Skip the pictures. Repeat everything else in the records word for word.

* Extracts from a graphics dataset
"""
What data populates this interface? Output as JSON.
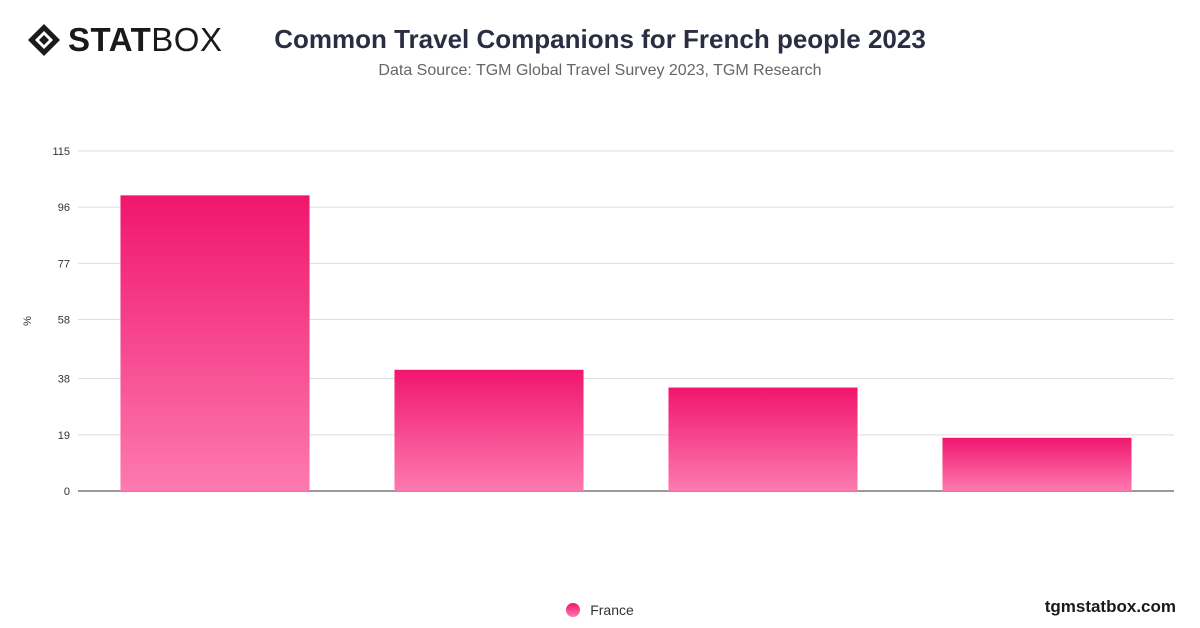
{
  "brand": {
    "logo_strong": "STAT",
    "logo_light": "BOX",
    "logo_icon": "diamond-cube-icon",
    "site": "tgmstatbox.com"
  },
  "chart_data": {
    "type": "bar",
    "title": "Common Travel Companions for French people 2023",
    "subtitle": "Data Source: TGM Global Travel Survey 2023, TGM Research",
    "xlabel": "",
    "ylabel": "%",
    "ylim": [
      0,
      115
    ],
    "yticks": [
      "0",
      "19",
      "38",
      "58",
      "77",
      "96",
      "115"
    ],
    "grid": true,
    "legend_position": "bottom",
    "categories": [
      "",
      "",
      "",
      ""
    ],
    "series": [
      {
        "name": "France",
        "values": [
          100,
          41,
          35,
          18
        ]
      }
    ],
    "colors": {
      "bar_top": "#f0166d",
      "bar_bottom": "#fd7ab0"
    }
  }
}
"""
* COMPLETED EXERCISE
What data populates this interface? Output as JSON.
{
  "brand": {
    "logo_strong": "STAT",
    "logo_light": "BOX",
    "logo_icon": "diamond-cube-icon",
    "site": "tgmstatbox.com"
  },
  "chart_data": {
    "type": "bar",
    "title": "Common Travel Companions for French people 2023",
    "subtitle": "Data Source: TGM Global Travel Survey 2023, TGM Research",
    "xlabel": "",
    "ylabel": "%",
    "ylim": [
      0,
      115
    ],
    "yticks": [
      "0",
      "19",
      "38",
      "58",
      "77",
      "96",
      "115"
    ],
    "grid": true,
    "legend_position": "bottom",
    "categories": [
      "",
      "",
      "",
      ""
    ],
    "series": [
      {
        "name": "France",
        "values": [
          100,
          41,
          35,
          18
        ]
      }
    ],
    "colors": {
      "bar_top": "#f0166d",
      "bar_bottom": "#fd7ab0"
    }
  }
}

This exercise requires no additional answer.